Directive →
In the records below, quote every line from the one containing "X-axis label: Humidex" up to and including the one containing "List every element". Leave the pictures out of your answer.

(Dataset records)

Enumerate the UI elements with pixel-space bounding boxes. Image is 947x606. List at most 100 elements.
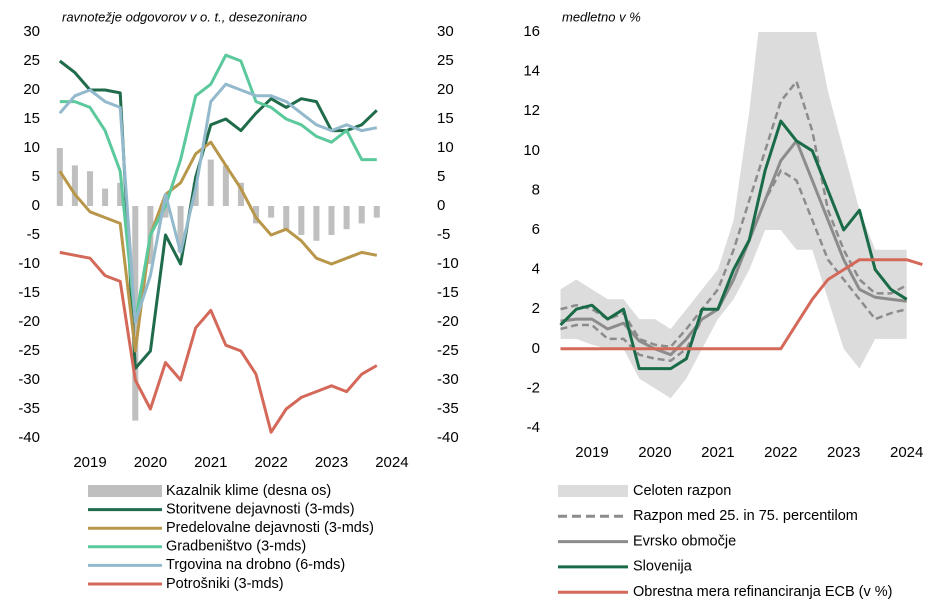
- bar: [237, 182, 244, 206]
- bar: [102, 188, 109, 206]
- legend-label: Slovenija: [633, 559, 693, 575]
- x-tick-label: 2021: [701, 444, 734, 461]
- line: [58, 82, 378, 324]
- x-tick-label: 2024: [890, 444, 923, 461]
- y-tick-label: 12: [523, 102, 540, 119]
- y-tick-label: 5: [32, 168, 40, 185]
- y2-tick-label: -5: [437, 226, 450, 243]
- legend-label: Predelovalne dejavnosti (3-mds): [166, 520, 374, 536]
- y-tick-label: -2: [527, 379, 540, 396]
- x-tick-label: 2020: [134, 454, 167, 471]
- chart-subtitle: ravnotežje odgovorov v o. t., desezonira…: [62, 9, 307, 24]
- y-tick-label: 20: [23, 81, 40, 98]
- bar: [207, 159, 214, 206]
- bar: [71, 165, 78, 206]
- bar: [56, 148, 63, 206]
- bar: [117, 182, 124, 206]
- legend-label: Obrestna mera refinanciranja ECB (v %): [633, 584, 893, 600]
- y-tick-label: -40: [18, 429, 40, 446]
- bar: [343, 206, 350, 230]
- x-tick-label: 2021: [194, 454, 227, 471]
- y-tick-label: 10: [523, 142, 540, 159]
- y-tick-label: 2: [532, 300, 540, 317]
- bar: [177, 206, 184, 253]
- y-tick-label: 16: [523, 23, 540, 40]
- x-tick-label: 2019: [73, 454, 106, 471]
- legend-label: Celoten razpon: [633, 483, 731, 499]
- legend-label: Kazalnik klime (desna os): [166, 483, 331, 499]
- legend-swatch: [558, 485, 628, 497]
- y2-tick-label: -10: [437, 255, 459, 272]
- x-tick-label: 2024: [375, 454, 408, 471]
- x-tick-label: 2023: [827, 444, 860, 461]
- y-tick-label: 25: [23, 52, 40, 69]
- bar: [298, 206, 305, 235]
- legend-label: Razpon med 25. in 75. percentilom: [633, 508, 858, 524]
- y2-tick-label: -35: [437, 400, 459, 417]
- y-tick-label: -5: [27, 226, 40, 243]
- line: [560, 139, 907, 357]
- y2-tick-label: 25: [437, 52, 454, 69]
- line: [58, 59, 378, 370]
- line: [559, 119, 908, 371]
- y-tick-label: 4: [532, 261, 540, 278]
- y2-tick-label: -20: [437, 313, 459, 330]
- y-tick-label: -30: [18, 371, 40, 388]
- chart-subtitle: medletno v %: [562, 9, 641, 24]
- bar: [162, 206, 169, 218]
- y2-tick-label: 0: [437, 197, 445, 214]
- y2-tick-label: 20: [437, 81, 454, 98]
- legend-swatch: [88, 485, 162, 497]
- bar: [268, 206, 275, 218]
- line: [59, 53, 377, 324]
- bar: [283, 206, 290, 230]
- line: [58, 140, 378, 353]
- y-tick-label: 8: [532, 181, 540, 198]
- y-tick-label: 14: [523, 63, 540, 80]
- y-tick-label: -35: [18, 400, 40, 417]
- plot-area: [56, 53, 380, 434]
- range-area: [560, 32, 907, 399]
- bar: [358, 206, 365, 224]
- line: [560, 258, 923, 351]
- legend-label: Storitvene dejavnosti (3-mds): [166, 501, 355, 517]
- y2-tick-label: -15: [437, 284, 459, 301]
- y-tick-label: -15: [18, 284, 40, 301]
- y-tick-label: 30: [23, 23, 40, 40]
- y2-tick-label: 10: [437, 139, 454, 156]
- legend-label: Trgovina na drobno (6-mds): [166, 557, 345, 573]
- y-tick-label: -20: [18, 313, 40, 330]
- bar: [222, 165, 229, 206]
- line: [59, 250, 378, 434]
- x-tick-label: 2019: [575, 444, 608, 461]
- y-tick-label: 6: [532, 221, 540, 238]
- y-tick-label: 0: [32, 197, 40, 214]
- x-tick-label: 2023: [315, 454, 348, 471]
- bar: [328, 206, 335, 235]
- y2-tick-label: -25: [437, 342, 459, 359]
- percentile-line: [560, 168, 908, 363]
- x-tick-label: 2022: [764, 444, 797, 461]
- y-tick-label: 0: [532, 340, 540, 357]
- y-tick-label: -10: [18, 255, 40, 272]
- y-tick-label: 15: [23, 110, 40, 127]
- y-tick-label: 10: [23, 139, 40, 156]
- bar: [86, 171, 94, 206]
- legend-label: Gradbeništvo (3-mds): [166, 539, 306, 555]
- plot-area: [559, 32, 923, 399]
- y2-tick-label: -40: [437, 429, 459, 446]
- y-tick-label: -4: [527, 419, 540, 436]
- bar: [313, 206, 320, 241]
- bar: [373, 206, 380, 218]
- y2-tick-label: 5: [437, 168, 445, 185]
- x-tick-label: 2020: [638, 444, 671, 461]
- y2-tick-label: -30: [437, 371, 459, 388]
- y2-tick-label: 30: [437, 23, 454, 40]
- legend-label: Potrošniki (3-mds): [166, 576, 284, 592]
- y-tick-label: -25: [18, 342, 40, 359]
- percentile-line: [560, 78, 908, 349]
- y2-tick-label: 15: [437, 110, 454, 127]
- x-tick-label: 2022: [254, 454, 287, 471]
- legend-label: Evrsko območje: [633, 533, 736, 549]
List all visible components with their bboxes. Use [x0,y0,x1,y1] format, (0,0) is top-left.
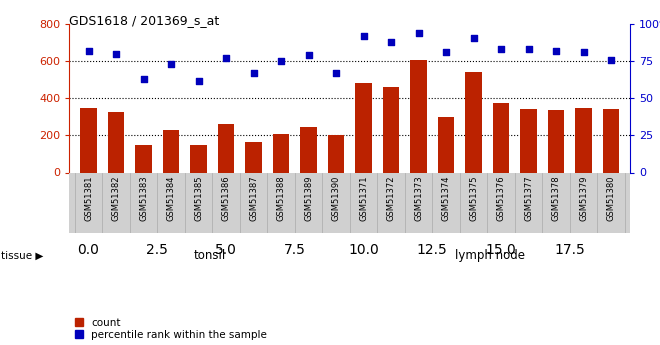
Point [331,70,341,76]
Bar [411,60,427,172]
Text: GSM51380: GSM51380 [607,176,616,221]
Bar [108,112,124,172]
Bar [548,110,564,172]
Point [413,30,424,36]
Text: GSM51389: GSM51389 [304,176,313,221]
Text: GSM51390: GSM51390 [331,176,341,221]
Text: GSM51383: GSM51383 [139,176,148,221]
Bar [246,142,262,172]
Point [166,61,176,67]
Point [111,51,121,57]
Point [386,39,397,45]
Point [551,48,562,53]
Point [523,47,534,52]
Text: GSM51379: GSM51379 [579,176,588,221]
Text: tissue ▶: tissue ▶ [1,250,44,260]
Text: GSM51382: GSM51382 [112,176,121,221]
Bar [190,145,207,172]
Bar [81,108,97,172]
Text: GSM51381: GSM51381 [84,176,93,221]
Text: GDS1618 / 201369_s_at: GDS1618 / 201369_s_at [69,14,220,27]
Legend: count, percentile rank within the sample: count, percentile rank within the sample [75,318,267,340]
Text: GSM51371: GSM51371 [359,176,368,221]
Bar [355,83,372,172]
Bar [465,72,482,172]
Text: GSM51374: GSM51374 [442,176,451,221]
Text: GSM51373: GSM51373 [414,176,423,221]
Bar [163,130,180,172]
Text: GSM51387: GSM51387 [249,176,258,221]
Text: lymph node: lymph node [455,249,525,262]
Text: GSM51376: GSM51376 [496,176,506,221]
Point [248,70,259,76]
Text: GSM51384: GSM51384 [166,176,176,221]
Bar [603,109,619,172]
Point [193,78,204,83]
Bar [493,103,510,172]
Text: GSM51375: GSM51375 [469,176,478,221]
Text: GSM51378: GSM51378 [552,176,560,221]
Point [469,35,479,40]
Text: GSM51372: GSM51372 [387,176,395,221]
Point [578,50,589,55]
Bar [273,134,289,172]
Point [304,52,314,58]
Bar [520,109,537,172]
Point [276,58,286,64]
Point [83,48,94,53]
Bar [383,87,399,172]
Bar [328,135,345,172]
Bar [135,145,152,172]
Text: GSM51388: GSM51388 [277,176,286,221]
Bar [438,117,454,172]
Bar [218,124,234,172]
Point [358,33,369,39]
Bar [300,127,317,172]
Point [496,47,506,52]
Text: tonsil: tonsil [193,249,226,262]
Text: GSM51377: GSM51377 [524,176,533,221]
Text: GSM51386: GSM51386 [222,176,230,221]
Point [139,76,149,82]
Bar [576,108,592,172]
Point [441,50,451,55]
Point [220,56,232,61]
Point [606,57,616,62]
Text: GSM51385: GSM51385 [194,176,203,221]
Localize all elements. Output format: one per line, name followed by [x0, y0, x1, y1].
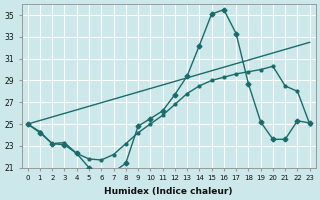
X-axis label: Humidex (Indice chaleur): Humidex (Indice chaleur)	[104, 187, 233, 196]
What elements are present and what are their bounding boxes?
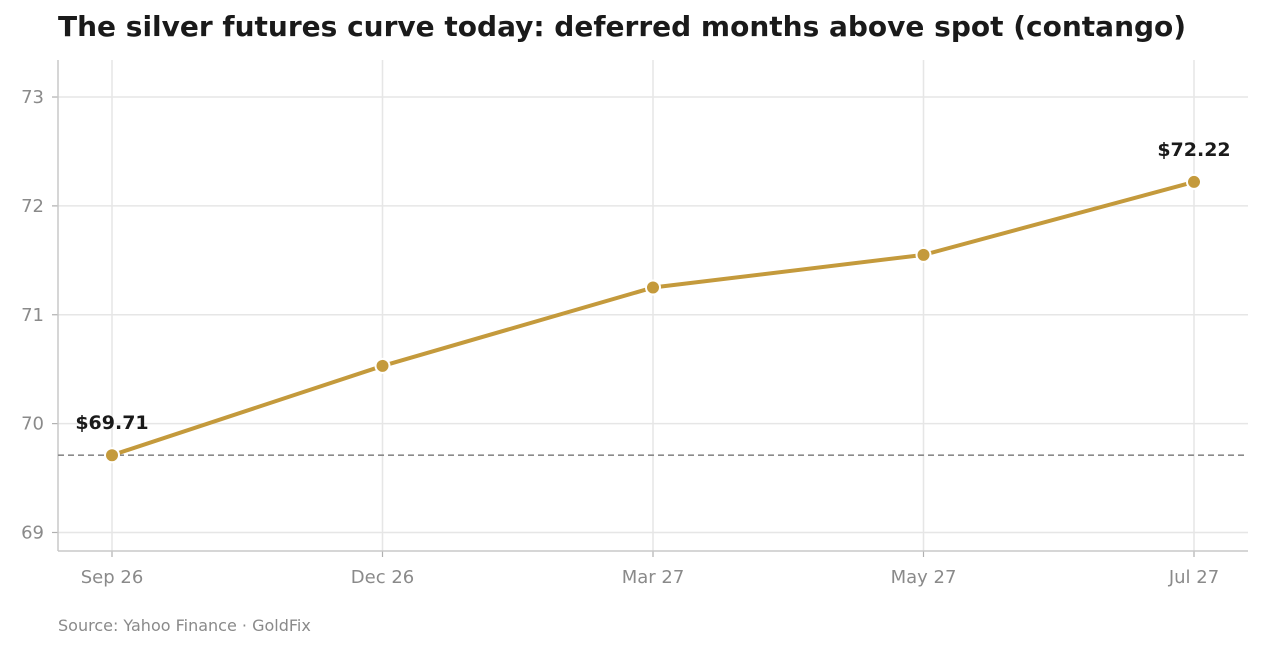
label-layer: $69.71 $72.22 bbox=[75, 139, 1230, 434]
data-point bbox=[1186, 173, 1202, 190]
y-tick-label: 70 bbox=[21, 414, 44, 435]
x-tick-label: Dec 26 bbox=[351, 567, 414, 588]
chart-title: The silver futures curve today: deferred… bbox=[58, 10, 1187, 43]
data-point bbox=[645, 279, 661, 296]
source-note: Source: Yahoo Finance · GoldFix bbox=[58, 616, 311, 635]
x-tick-label: May 27 bbox=[891, 567, 957, 588]
y-tick-label: 69 bbox=[21, 522, 44, 543]
x-tick-label: Jul 27 bbox=[1168, 567, 1219, 588]
data-label: $69.71 bbox=[75, 412, 148, 434]
y-tick-label: 72 bbox=[21, 196, 44, 217]
data-point bbox=[104, 447, 120, 464]
y-tick-label: 71 bbox=[21, 305, 44, 326]
x-tick-label: Sep 26 bbox=[81, 567, 144, 588]
y-tick-label: 73 bbox=[21, 87, 44, 108]
series-layer bbox=[104, 173, 1202, 464]
data-label: $72.22 bbox=[1157, 139, 1230, 161]
x-tick-label: Mar 27 bbox=[622, 567, 685, 588]
data-point bbox=[915, 246, 932, 263]
grid-layer bbox=[58, 60, 1248, 551]
axes-layer: 69 70 71 72 73 Sep 26 Dec 26 Mar 27 May 27 Jul 27 bbox=[21, 60, 1248, 588]
data-point bbox=[374, 357, 391, 374]
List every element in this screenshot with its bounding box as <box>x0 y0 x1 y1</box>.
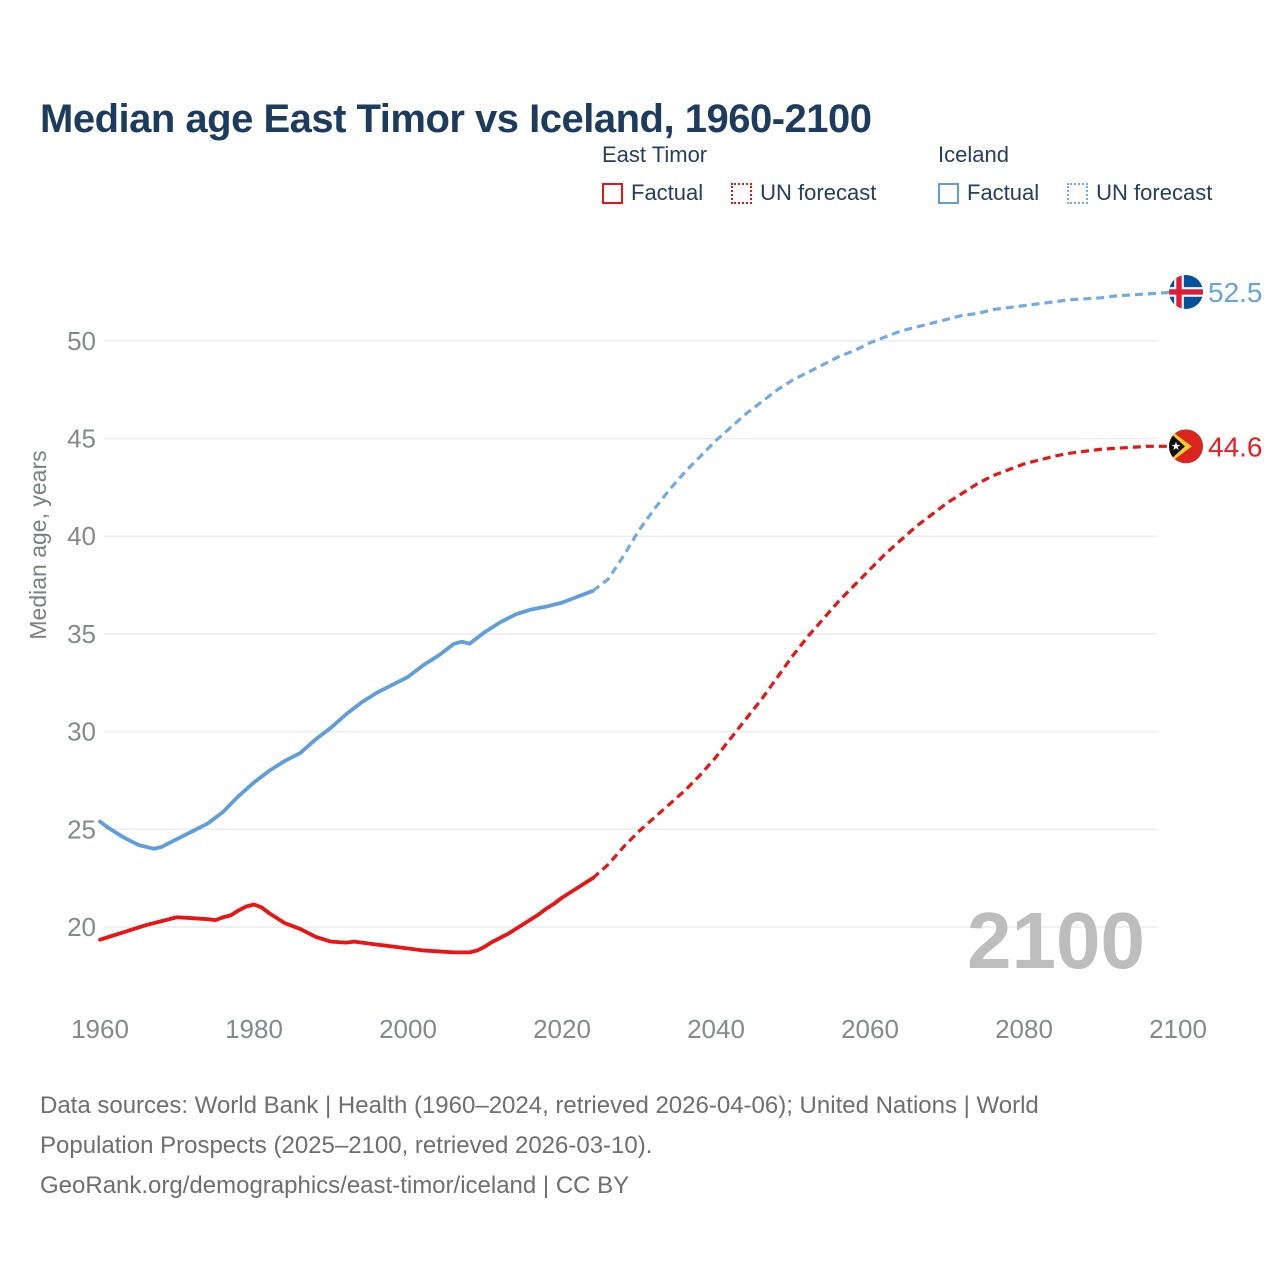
east-timor-factual-line <box>98 876 595 955</box>
y-tick-label: 35 <box>67 619 96 649</box>
footer-line: Data sources: World Bank | Health (1960–… <box>40 1092 1039 1119</box>
legend-group-title: East Timor <box>602 142 708 167</box>
x-tick-label: 2020 <box>533 1014 591 1044</box>
y-tick-label: 20 <box>67 912 96 942</box>
y-tick-label: 45 <box>67 424 96 454</box>
x-tick-label: 2040 <box>687 1014 745 1044</box>
iceland-un-forecast-line <box>591 290 1179 593</box>
x-tick-label: 2000 <box>379 1014 437 1044</box>
legend-item-east-timor-factual: Factual <box>602 180 703 206</box>
legend-swatch-solid-icon <box>602 182 623 204</box>
y-tick-label: 25 <box>67 814 96 844</box>
legend-item-label: UN forecast <box>760 180 877 205</box>
iceland-end-value-label: 52.5 <box>1208 277 1263 308</box>
series-layer: 20 25 30 35 40 45 50 2100 1960 1980 2000 2020 2040 20… <box>25 277 1263 1044</box>
legend-item-iceland-factual: Factual <box>938 180 1039 206</box>
watermark-year: 2100 <box>967 896 1145 985</box>
legend-item-iceland-forecast: UN forecast <box>1067 180 1212 206</box>
x-tick-label: 1960 <box>71 1014 129 1044</box>
legend-items: Factual UN forecast <box>602 180 876 206</box>
footer-line: GeoRank.org/demographics/east-timor/icel… <box>40 1172 630 1199</box>
y-tick-label: 40 <box>67 521 96 551</box>
legend-item-label: Factual <box>631 180 704 205</box>
east-timor-end-value-label: 44.6 <box>1208 431 1263 462</box>
x-tick-label: 2100 <box>1149 1014 1207 1044</box>
legend-item-label: UN forecast <box>1096 180 1213 205</box>
legend-swatch-dotted-icon <box>1067 182 1089 204</box>
y-axis-title: Median age, years <box>25 450 51 639</box>
footer-line: Population Prospects (2025–2100, retriev… <box>40 1132 653 1159</box>
legend-swatch-solid-icon <box>938 182 959 204</box>
x-tick-label: 2080 <box>995 1014 1053 1044</box>
iceland-flag-icon <box>1169 274 1203 309</box>
east-timor-flag-icon <box>1169 429 1203 464</box>
y-tick-label: 30 <box>67 717 96 747</box>
page-title: Median age East Timor vs Iceland, 1960-2… <box>40 96 872 141</box>
x-tick-label: 1980 <box>225 1014 283 1044</box>
legend-swatch-dotted-icon <box>731 182 753 204</box>
iceland-factual-line <box>98 589 595 851</box>
east-timor-un-forecast-line <box>591 444 1178 880</box>
legend-item-label: Factual <box>967 180 1040 205</box>
data-sources-footer: Data sources: World Bank | Health (1960–… <box>40 1086 1039 1206</box>
legend-group-title: Iceland <box>938 142 1009 167</box>
legend-group-east-timor: East Timor Factual UN forecast <box>602 142 876 206</box>
legend-item-east-timor-forecast: UN forecast <box>731 180 876 206</box>
x-tick-label: 2060 <box>841 1014 899 1044</box>
y-tick-label: 50 <box>67 326 96 356</box>
legend-group-iceland: Iceland Factual UN forecast <box>938 142 1212 206</box>
legend-items: Factual UN forecast <box>938 180 1212 206</box>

Exercise answer →
X-axis label: Humidex (Indice chaleur): Humidex (Indice chaleur)	[104, 187, 233, 196]
What elements are present and what are their bounding boxes?
label-layer: $69.71 $72.22 bbox=[75, 139, 1230, 434]
data-point bbox=[1186, 173, 1202, 190]
y-tick-label: 70 bbox=[21, 414, 44, 435]
x-tick-label: Dec 26 bbox=[351, 567, 414, 588]
chart-title: The silver futures curve today: deferred… bbox=[58, 10, 1187, 43]
data-point bbox=[645, 279, 661, 296]
source-note: Source: Yahoo Finance · GoldFix bbox=[58, 616, 311, 635]
x-tick-label: May 27 bbox=[891, 567, 957, 588]
y-tick-label: 69 bbox=[21, 522, 44, 543]
x-tick-label: Jul 27 bbox=[1168, 567, 1219, 588]
data-label: $69.71 bbox=[75, 412, 148, 434]
y-tick-label: 72 bbox=[21, 196, 44, 217]
data-point bbox=[104, 447, 120, 464]
y-tick-label: 71 bbox=[21, 305, 44, 326]
x-tick-label: Sep 26 bbox=[81, 567, 144, 588]
y-tick-label: 73 bbox=[21, 87, 44, 108]
series-layer bbox=[104, 173, 1202, 464]
data-label: $72.22 bbox=[1157, 139, 1230, 161]
x-tick-label: Mar 27 bbox=[622, 567, 685, 588]
data-point bbox=[915, 246, 932, 263]
grid-layer bbox=[58, 60, 1248, 551]
axes-layer: 69 70 71 72 73 Sep 26 Dec 26 Mar 27 May 27 Jul 27 bbox=[21, 60, 1248, 588]
data-point bbox=[374, 357, 391, 374]
List every element in this screenshot with its bounding box as <box>x0 y0 x1 y1</box>.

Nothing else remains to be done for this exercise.